Reproduce everything from the start of the material down through the line containing "enrollment-info-card: Grade Level", substituting "expand-arrow-icon" for every occurrence of "chevron-down-icon" and leaving all else unaltered.

[START]

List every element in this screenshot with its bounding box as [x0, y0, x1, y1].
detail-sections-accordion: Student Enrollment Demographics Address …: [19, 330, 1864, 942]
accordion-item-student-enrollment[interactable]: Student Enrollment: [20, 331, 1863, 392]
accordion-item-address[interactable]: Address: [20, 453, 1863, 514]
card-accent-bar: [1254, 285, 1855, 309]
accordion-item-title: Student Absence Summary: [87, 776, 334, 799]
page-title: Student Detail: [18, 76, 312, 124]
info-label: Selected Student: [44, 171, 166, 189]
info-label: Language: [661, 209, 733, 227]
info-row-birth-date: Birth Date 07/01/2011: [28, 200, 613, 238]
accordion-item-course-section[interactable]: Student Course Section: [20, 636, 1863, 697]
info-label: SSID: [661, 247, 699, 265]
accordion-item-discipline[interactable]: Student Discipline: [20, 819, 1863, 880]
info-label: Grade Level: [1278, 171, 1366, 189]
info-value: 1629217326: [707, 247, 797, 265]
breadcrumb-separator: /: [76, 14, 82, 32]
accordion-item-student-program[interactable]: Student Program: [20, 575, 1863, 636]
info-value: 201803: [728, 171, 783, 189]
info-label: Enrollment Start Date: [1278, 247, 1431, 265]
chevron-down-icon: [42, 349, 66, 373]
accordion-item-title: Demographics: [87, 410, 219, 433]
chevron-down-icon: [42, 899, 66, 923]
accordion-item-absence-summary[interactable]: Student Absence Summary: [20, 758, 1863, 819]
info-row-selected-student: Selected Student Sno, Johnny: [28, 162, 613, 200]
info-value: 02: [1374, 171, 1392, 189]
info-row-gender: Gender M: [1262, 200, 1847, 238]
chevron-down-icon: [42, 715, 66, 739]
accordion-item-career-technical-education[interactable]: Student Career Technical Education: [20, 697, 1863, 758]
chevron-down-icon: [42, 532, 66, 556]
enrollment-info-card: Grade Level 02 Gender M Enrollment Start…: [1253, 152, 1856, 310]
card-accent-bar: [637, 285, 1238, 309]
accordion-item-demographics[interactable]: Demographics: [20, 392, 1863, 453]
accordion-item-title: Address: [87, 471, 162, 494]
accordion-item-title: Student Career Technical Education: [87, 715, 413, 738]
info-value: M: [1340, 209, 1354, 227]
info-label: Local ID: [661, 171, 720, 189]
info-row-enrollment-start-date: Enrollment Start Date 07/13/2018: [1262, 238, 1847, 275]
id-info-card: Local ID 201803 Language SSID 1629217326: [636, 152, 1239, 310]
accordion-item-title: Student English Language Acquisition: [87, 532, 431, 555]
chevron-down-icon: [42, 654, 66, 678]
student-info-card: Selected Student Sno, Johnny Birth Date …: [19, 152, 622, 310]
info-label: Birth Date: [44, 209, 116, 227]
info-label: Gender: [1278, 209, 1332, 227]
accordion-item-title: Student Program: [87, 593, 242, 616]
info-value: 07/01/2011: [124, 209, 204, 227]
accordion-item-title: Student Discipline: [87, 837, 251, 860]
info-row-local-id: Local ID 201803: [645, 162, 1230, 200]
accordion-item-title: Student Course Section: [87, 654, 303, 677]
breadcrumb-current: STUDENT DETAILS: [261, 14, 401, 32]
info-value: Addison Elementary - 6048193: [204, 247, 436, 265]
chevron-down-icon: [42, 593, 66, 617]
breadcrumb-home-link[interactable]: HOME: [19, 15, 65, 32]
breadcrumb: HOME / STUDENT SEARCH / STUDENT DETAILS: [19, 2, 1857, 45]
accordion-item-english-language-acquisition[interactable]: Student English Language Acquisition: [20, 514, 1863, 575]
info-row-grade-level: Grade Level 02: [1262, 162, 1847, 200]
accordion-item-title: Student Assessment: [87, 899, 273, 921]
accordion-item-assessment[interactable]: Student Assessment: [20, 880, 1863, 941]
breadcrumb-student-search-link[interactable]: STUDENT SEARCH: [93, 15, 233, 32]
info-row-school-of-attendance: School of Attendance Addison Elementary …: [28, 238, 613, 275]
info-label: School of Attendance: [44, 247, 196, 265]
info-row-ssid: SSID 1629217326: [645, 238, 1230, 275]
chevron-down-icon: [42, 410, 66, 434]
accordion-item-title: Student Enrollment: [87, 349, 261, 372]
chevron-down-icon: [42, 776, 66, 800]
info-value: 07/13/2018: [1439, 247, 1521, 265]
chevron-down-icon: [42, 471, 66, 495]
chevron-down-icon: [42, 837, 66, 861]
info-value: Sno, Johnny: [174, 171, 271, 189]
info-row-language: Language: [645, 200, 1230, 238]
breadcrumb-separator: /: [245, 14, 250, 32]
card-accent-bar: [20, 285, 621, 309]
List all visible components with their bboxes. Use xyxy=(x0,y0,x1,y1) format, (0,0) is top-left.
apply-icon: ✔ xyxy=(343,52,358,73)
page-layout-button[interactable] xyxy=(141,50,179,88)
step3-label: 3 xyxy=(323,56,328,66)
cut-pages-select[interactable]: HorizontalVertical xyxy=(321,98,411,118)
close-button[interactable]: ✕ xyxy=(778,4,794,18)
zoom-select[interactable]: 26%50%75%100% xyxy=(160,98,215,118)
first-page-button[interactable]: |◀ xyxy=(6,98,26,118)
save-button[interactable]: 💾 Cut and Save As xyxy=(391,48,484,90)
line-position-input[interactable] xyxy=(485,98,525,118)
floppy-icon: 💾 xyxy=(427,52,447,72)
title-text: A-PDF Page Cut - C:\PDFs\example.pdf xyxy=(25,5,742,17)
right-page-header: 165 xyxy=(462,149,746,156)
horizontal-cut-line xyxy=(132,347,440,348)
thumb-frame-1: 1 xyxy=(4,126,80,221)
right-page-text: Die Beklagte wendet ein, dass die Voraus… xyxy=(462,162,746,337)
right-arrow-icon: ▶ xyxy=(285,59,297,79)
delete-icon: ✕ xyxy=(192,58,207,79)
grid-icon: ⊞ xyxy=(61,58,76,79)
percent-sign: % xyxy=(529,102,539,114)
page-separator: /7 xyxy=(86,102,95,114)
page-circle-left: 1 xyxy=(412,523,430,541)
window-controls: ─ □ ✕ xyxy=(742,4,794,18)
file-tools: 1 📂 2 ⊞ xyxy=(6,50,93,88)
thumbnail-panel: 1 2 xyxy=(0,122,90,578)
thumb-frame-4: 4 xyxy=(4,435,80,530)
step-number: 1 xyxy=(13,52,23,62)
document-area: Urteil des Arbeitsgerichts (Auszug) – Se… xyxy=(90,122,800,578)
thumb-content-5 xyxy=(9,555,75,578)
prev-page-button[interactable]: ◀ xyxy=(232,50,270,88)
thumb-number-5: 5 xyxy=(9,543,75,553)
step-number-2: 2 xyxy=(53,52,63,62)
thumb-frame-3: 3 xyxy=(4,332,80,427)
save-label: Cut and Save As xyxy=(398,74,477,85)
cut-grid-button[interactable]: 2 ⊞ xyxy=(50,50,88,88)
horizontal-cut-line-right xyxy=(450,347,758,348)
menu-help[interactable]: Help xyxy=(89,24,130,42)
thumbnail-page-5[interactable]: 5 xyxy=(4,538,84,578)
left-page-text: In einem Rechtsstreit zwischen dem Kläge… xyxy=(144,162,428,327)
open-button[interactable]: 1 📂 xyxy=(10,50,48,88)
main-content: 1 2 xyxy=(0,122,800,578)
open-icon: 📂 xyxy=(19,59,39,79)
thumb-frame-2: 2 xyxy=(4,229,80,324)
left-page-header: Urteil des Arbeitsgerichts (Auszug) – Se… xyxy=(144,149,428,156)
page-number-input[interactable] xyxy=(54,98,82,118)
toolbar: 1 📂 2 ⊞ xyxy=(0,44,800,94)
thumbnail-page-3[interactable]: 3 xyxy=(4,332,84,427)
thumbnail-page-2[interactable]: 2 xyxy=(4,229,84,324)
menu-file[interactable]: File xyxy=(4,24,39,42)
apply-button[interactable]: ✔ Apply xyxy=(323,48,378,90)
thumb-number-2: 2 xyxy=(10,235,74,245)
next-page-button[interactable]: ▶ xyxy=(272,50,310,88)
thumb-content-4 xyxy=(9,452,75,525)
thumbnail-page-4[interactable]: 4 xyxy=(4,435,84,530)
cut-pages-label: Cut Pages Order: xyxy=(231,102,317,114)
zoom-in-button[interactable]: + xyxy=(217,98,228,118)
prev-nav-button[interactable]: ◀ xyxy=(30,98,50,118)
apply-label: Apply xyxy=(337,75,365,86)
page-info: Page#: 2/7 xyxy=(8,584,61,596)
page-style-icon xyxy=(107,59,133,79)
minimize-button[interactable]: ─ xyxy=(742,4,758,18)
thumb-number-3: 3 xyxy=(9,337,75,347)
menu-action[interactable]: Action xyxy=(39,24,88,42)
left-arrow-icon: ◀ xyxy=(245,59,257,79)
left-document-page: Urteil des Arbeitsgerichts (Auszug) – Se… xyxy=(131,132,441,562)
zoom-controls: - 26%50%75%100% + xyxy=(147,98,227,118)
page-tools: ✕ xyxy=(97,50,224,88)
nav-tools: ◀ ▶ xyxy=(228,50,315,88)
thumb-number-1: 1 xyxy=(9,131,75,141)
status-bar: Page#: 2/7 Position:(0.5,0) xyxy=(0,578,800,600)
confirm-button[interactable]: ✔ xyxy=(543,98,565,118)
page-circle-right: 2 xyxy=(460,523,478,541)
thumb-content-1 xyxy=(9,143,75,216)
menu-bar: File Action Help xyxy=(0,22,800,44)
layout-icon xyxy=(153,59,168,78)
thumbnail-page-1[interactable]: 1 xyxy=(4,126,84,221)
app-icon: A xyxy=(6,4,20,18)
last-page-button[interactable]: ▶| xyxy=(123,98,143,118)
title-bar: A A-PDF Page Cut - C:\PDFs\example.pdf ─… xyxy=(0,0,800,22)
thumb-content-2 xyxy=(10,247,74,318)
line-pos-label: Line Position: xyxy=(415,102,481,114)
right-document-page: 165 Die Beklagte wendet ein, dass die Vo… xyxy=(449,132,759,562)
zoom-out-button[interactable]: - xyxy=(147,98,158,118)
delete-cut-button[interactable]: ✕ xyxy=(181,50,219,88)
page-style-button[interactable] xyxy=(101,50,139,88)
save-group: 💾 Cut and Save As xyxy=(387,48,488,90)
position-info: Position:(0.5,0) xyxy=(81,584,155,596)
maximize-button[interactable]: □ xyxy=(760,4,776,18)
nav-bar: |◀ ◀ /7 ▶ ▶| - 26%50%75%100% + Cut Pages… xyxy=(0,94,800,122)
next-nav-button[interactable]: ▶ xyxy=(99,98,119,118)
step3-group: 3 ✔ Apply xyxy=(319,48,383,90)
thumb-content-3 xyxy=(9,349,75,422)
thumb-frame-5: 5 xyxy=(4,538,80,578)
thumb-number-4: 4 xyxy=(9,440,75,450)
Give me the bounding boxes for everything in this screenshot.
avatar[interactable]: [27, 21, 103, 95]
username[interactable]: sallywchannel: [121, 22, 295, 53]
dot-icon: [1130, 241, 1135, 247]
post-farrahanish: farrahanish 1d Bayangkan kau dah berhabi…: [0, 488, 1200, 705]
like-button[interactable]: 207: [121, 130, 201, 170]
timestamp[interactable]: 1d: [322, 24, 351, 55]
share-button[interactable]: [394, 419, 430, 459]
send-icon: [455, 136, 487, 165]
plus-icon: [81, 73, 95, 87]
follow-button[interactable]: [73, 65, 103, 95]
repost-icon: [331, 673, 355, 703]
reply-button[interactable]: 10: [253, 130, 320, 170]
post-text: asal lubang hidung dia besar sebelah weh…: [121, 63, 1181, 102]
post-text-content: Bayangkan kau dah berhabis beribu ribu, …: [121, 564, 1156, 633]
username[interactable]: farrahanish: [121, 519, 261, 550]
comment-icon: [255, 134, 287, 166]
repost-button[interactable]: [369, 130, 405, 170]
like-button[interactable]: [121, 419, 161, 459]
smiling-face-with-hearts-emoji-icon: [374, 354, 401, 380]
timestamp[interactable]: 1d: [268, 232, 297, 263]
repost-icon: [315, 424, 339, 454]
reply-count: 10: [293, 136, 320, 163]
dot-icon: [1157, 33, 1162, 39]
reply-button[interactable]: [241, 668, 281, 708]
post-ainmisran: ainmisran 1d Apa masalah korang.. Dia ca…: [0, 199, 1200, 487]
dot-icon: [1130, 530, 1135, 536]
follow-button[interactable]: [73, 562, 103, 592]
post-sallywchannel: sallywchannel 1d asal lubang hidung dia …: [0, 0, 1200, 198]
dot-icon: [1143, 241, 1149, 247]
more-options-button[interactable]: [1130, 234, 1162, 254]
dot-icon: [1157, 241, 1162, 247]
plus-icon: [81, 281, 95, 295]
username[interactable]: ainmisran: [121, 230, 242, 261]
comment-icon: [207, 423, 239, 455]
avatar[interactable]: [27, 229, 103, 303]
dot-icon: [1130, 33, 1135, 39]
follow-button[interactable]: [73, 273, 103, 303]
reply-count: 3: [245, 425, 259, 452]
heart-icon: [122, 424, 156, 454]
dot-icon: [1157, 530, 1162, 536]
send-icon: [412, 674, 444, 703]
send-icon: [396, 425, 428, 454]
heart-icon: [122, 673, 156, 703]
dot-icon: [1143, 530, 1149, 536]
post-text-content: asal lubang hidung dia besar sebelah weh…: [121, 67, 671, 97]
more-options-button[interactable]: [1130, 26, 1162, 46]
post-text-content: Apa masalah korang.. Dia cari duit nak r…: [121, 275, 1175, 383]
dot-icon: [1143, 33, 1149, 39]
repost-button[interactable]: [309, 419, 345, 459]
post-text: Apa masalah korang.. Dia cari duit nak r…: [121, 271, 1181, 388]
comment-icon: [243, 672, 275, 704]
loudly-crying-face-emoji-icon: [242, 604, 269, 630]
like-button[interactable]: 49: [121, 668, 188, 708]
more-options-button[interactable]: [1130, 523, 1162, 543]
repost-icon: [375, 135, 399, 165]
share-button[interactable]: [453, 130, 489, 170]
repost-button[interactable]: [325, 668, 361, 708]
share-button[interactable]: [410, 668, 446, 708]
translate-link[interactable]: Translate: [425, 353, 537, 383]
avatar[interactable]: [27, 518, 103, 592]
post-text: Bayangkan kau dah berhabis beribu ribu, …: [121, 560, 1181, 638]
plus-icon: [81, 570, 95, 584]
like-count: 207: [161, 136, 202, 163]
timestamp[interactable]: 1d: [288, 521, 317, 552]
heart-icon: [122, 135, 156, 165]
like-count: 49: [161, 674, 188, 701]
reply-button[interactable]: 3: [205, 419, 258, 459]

[END]

Answer to the problem
List every element in this screenshot with its bounding box as [x0, y0, x1, y1].
detail-sections-accordion: Student Enrollment Demographics Address …: [19, 330, 1864, 942]
accordion-item-student-enrollment[interactable]: Student Enrollment: [20, 331, 1863, 392]
accordion-item-address[interactable]: Address: [20, 453, 1863, 514]
card-accent-bar: [1254, 285, 1855, 309]
accordion-item-title: Student Absence Summary: [87, 776, 334, 799]
page-title: Student Detail: [18, 76, 312, 124]
info-label: Selected Student: [44, 171, 166, 189]
info-label: Language: [661, 209, 733, 227]
info-row-birth-date: Birth Date 07/01/2011: [28, 200, 613, 238]
accordion-item-course-section[interactable]: Student Course Section: [20, 636, 1863, 697]
info-label: SSID: [661, 247, 699, 265]
accordion-item-discipline[interactable]: Student Discipline: [20, 819, 1863, 880]
info-label: Grade Level: [1278, 171, 1366, 189]
info-value: 1629217326: [707, 247, 797, 265]
breadcrumb-separator: /: [76, 14, 82, 32]
accordion-item-student-program[interactable]: Student Program: [20, 575, 1863, 636]
info-value: 201803: [728, 171, 783, 189]
info-label: Enrollment Start Date: [1278, 247, 1431, 265]
expand-arrow-icon: [42, 349, 66, 373]
accordion-item-title: Demographics: [87, 410, 219, 433]
expand-arrow-icon: [42, 899, 66, 923]
accordion-item-absence-summary[interactable]: Student Absence Summary: [20, 758, 1863, 819]
info-row-selected-student: Selected Student Sno, Johnny: [28, 162, 613, 200]
info-value: 02: [1374, 171, 1392, 189]
info-row-gender: Gender M: [1262, 200, 1847, 238]
expand-arrow-icon: [42, 715, 66, 739]
accordion-item-career-technical-education[interactable]: Student Career Technical Education: [20, 697, 1863, 758]
expand-arrow-icon: [42, 532, 66, 556]
enrollment-info-card: Grade Level 02 Gender M Enrollment Start…: [1253, 152, 1856, 310]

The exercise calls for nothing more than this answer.